* _할 일_: 아래 항목에서 "series"라는 단어가 들어 있는 줄을 모두 찾아 그대로 옮겨 적으세요. 대소문자는 구분합니다.

* _데이터 항목_:
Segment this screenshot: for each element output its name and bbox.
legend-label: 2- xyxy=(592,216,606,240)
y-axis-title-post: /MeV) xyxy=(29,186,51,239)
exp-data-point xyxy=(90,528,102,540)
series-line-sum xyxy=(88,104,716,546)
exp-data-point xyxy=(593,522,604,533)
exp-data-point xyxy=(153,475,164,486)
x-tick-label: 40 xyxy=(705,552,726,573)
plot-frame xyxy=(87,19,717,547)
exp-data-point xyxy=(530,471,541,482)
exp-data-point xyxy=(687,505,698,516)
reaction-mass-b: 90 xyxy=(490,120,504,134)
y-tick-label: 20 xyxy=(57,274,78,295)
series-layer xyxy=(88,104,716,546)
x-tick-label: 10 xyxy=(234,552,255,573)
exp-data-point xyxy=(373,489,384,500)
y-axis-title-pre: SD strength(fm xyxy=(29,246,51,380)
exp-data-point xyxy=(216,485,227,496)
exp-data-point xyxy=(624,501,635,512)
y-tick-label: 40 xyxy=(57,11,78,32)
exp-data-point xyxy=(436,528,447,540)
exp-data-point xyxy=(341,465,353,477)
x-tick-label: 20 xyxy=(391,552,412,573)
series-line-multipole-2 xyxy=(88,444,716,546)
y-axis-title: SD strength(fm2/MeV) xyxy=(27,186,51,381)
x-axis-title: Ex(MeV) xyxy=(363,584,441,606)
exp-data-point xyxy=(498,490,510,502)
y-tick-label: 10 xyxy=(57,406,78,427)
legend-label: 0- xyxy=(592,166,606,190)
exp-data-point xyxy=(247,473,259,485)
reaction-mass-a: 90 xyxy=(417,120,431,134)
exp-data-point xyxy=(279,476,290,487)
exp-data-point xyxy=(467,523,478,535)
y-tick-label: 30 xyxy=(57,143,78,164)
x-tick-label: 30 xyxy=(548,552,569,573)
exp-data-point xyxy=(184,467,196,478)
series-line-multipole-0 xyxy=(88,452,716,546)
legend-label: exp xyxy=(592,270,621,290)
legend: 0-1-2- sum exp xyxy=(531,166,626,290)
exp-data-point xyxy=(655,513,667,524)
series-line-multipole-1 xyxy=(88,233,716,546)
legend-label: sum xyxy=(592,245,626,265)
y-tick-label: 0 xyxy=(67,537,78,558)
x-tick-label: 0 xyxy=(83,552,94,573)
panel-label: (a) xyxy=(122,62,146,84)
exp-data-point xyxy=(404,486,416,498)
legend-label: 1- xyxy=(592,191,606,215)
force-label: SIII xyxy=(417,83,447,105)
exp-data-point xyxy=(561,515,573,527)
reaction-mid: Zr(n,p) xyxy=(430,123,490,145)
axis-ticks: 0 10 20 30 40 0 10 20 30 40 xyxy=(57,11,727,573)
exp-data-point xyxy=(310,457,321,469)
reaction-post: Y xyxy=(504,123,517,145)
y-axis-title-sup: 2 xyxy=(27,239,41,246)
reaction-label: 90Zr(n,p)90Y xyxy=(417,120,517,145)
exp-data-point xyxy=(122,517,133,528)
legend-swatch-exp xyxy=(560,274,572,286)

* _전체 답_:
series-line-sum xyxy=(88,104,716,546)
series-layer xyxy=(88,104,716,546)
series-line-multipole-2 xyxy=(88,444,716,546)
series-line-multipole-0 xyxy=(88,452,716,546)
series-line-multipole-1 xyxy=(88,233,716,546)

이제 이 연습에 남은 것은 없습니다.